* [DATASET CONTENT]
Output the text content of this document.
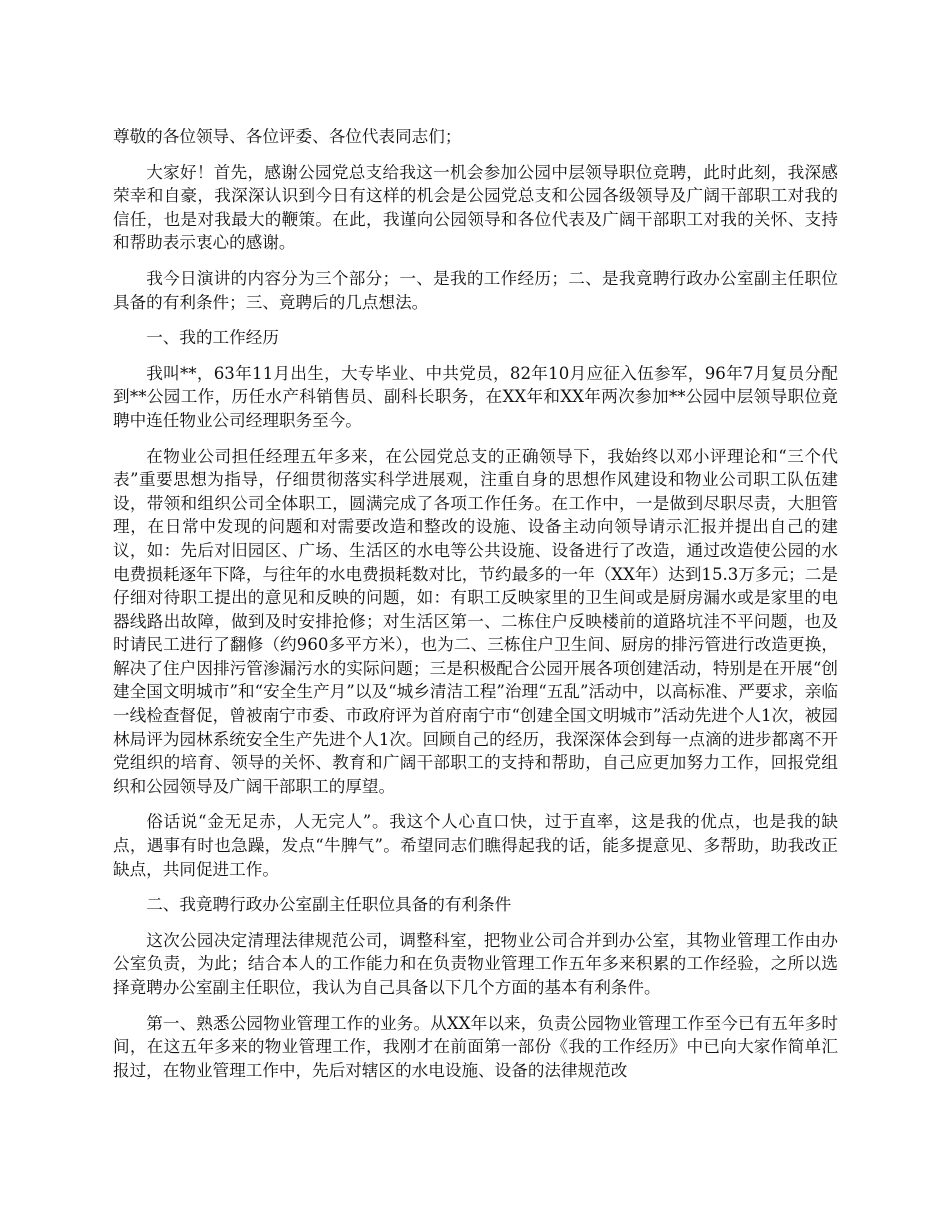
尊敬的各位领导、各位评委、各位代表同志们；

大家好！首先，感谢公园党总支给我这一机会参加公园中层领导职位竞聘，此时此刻，我深感荣幸和自豪，我深深认识到今日有这样的机会是公园党总支和公园各级领导及广阔干部职工对我的信任，也是对我最大的鞭策。在此，我谨向公园领导和各位代表及广阔干部职工对我的关怀、支持和帮助表示衷心的感谢。

我今日演讲的内容分为三个部分；一、是我的工作经历；二、是我竟聘行政办公室副主任职位具备的有利条件；三、竟聘后的几点想法。

一、我的工作经历

我叫**，63年11月出生，大专毕业、中共党员，82年10月应征入伍参军，96年7月复员分配到**公园工作，历任水产科销售员、副科长职务，在XX年和XX年两次参加**公园中层领导职位竟聘中连任物业公司经理职务至今。

在物业公司担任经理五年多来，在公园党总支的正确领导下，我始终以邓小评理论和“三个代表”重要思想为指导，仔细贯彻落实科学进展观，注重自身的思想作风建设和物业公司职工队伍建设，带领和组织公司全体职工，圆满完成了各项工作任务。在工作中，一是做到尽职尽责，大胆管理，在日常中发现的问题和对需要改造和整改的设施、设备主动向领导请示汇报并提出自己的建议，如：先后对旧园区、广场、生活区的水电等公共设施、设备进行了改造，通过改造使公园的水电费损耗逐年下降，与往年的水电费损耗数对比，节约最多的一年（XX年）达到15.3万多元；二是仔细对待职工提出的意见和反映的问题，如：有职工反映家里的卫生间或是厨房漏水或是家里的电器线路出故障，做到及时安排抢修；对生活区第一、二栋住户反映楼前的道路坑洼不平问题，也及时请民工进行了翻修（约960多平方米），也为二、三栋住户卫生间、厨房的排污管进行改造更换，解决了住户因排污管渗漏污水的实际问题；三是积极配合公园开展各项创建活动，特别是在开展“创建全国文明城市”和“安全生产月”以及“城乡清洁工程”治理“五乱”活动中，以高标准、严要求，亲临一线检查督促，曾被南宁市委、市政府评为首府南宁市“创建全国文明城市”活动先进个人1次，被园林局评为园林系统安全生产先进个人1次。回顾自己的经历，我深深体会到每一点滴的进步都离不开党组织的培育、领导的关怀、教育和广阔干部职工的支持和帮助，自己应更加努力工作，回报党组织和公园领导及广阔干部职工的厚望。

俗话说“金无足赤，人无完人”。我这个人心直口快，过于直率，这是我的优点，也是我的缺点，遇事有时也急躁，发点“牛脾气”。希望同志们瞧得起我的话，能多提意见、多帮助，助我改正缺点，共同促进工作。

二、我竟聘行政办公室副主任职位具备的有利条件

这次公园决定清理法律规范公司，调整科室，把物业公司合并到办公室，其物业管理工作由办公室负责，为此；结合本人的工作能力和在负责物业管理工作五年多来积累的工作经验，之所以选择竟聘办公室副主任职位，我认为自己具备以下几个方面的基本有利条件。

第一、熟悉公园物业管理工作的业务。从XX年以来，负责公园物业管理工作至今已有五年多时间，在这五年多来的物业管理工作，我刚才在前面第一部份《我的工作经历》中已向大家作简单汇报过，在物业管理工作中，先后对辖区的水电设施、设备的法律规范改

* [SHORT TASK] Output the full set of records above without changing a word, and drop the images.

* [TASK OUTPUT]
Output the text content of this document.
尊敬的各位领导、各位评委、各位代表同志们；

大家好！首先，感谢公园党总支给我这一机会参加公园中层领导职位竞聘，此时此刻，我深感荣幸和自豪，我深深认识到今日有这样的机会是公园党总支和公园各级领导及广阔干部职工对我的信任，也是对我最大的鞭策。在此，我谨向公园领导和各位代表及广阔干部职工对我的关怀、支持和帮助表示衷心的感谢。

我今日演讲的内容分为三个部分；一、是我的工作经历；二、是我竟聘行政办公室副主任职位具备的有利条件；三、竟聘后的几点想法。

一、我的工作经历

我叫**，63年11月出生，大专毕业、中共党员，82年10月应征入伍参军，96年7月复员分配到**公园工作，历任水产科销售员、副科长职务，在XX年和XX年两次参加**公园中层领导职位竟聘中连任物业公司经理职务至今。

在物业公司担任经理五年多来，在公园党总支的正确领导下，我始终以邓小评理论和“三个代表”重要思想为指导，仔细贯彻落实科学进展观，注重自身的思想作风建设和物业公司职工队伍建设，带领和组织公司全体职工，圆满完成了各项工作任务。在工作中，一是做到尽职尽责，大胆管理，在日常中发现的问题和对需要改造和整改的设施、设备主动向领导请示汇报并提出自己的建议，如：先后对旧园区、广场、生活区的水电等公共设施、设备进行了改造，通过改造使公园的水电费损耗逐年下降，与往年的水电费损耗数对比，节约最多的一年（XX年）达到15.3万多元；二是仔细对待职工提出的意见和反映的问题，如：有职工反映家里的卫生间或是厨房漏水或是家里的电器线路出故障，做到及时安排抢修；对生活区第一、二栋住户反映楼前的道路坑洼不平问题，也及时请民工进行了翻修（约960多平方米），也为二、三栋住户卫生间、厨房的排污管进行改造更换，解决了住户因排污管渗漏污水的实际问题；三是积极配合公园开展各项创建活动，特别是在开展“创建全国文明城市”和“安全生产月”以及“城乡清洁工程”治理“五乱”活动中，以高标准、严要求，亲临一线检查督促，曾被南宁市委、市政府评为首府南宁市“创建全国文明城市”活动先进个人1次，被园林局评为园林系统安全生产先进个人1次。回顾自己的经历，我深深体会到每一点滴的进步都离不开党组织的培育、领导的关怀、教育和广阔干部职工的支持和帮助，自己应更加努力工作，回报党组织和公园领导及广阔干部职工的厚望。

俗话说“金无足赤，人无完人”。我这个人心直口快，过于直率，这是我的优点，也是我的缺点，遇事有时也急躁，发点“牛脾气”。希望同志们瞧得起我的话，能多提意见、多帮助，助我改正缺点，共同促进工作。

二、我竟聘行政办公室副主任职位具备的有利条件

这次公园决定清理法律规范公司，调整科室，把物业公司合并到办公室，其物业管理工作由办公室负责，为此；结合本人的工作能力和在负责物业管理工作五年多来积累的工作经验，之所以选择竟聘办公室副主任职位，我认为自己具备以下几个方面的基本有利条件。

第一、熟悉公园物业管理工作的业务。从XX年以来，负责公园物业管理工作至今已有五年多时间，在这五年多来的物业管理工作，我刚才在前面第一部份《我的工作经历》中已向大家作简单汇报过，在物业管理工作中，先后对辖区的水电设施、设备的法律规范改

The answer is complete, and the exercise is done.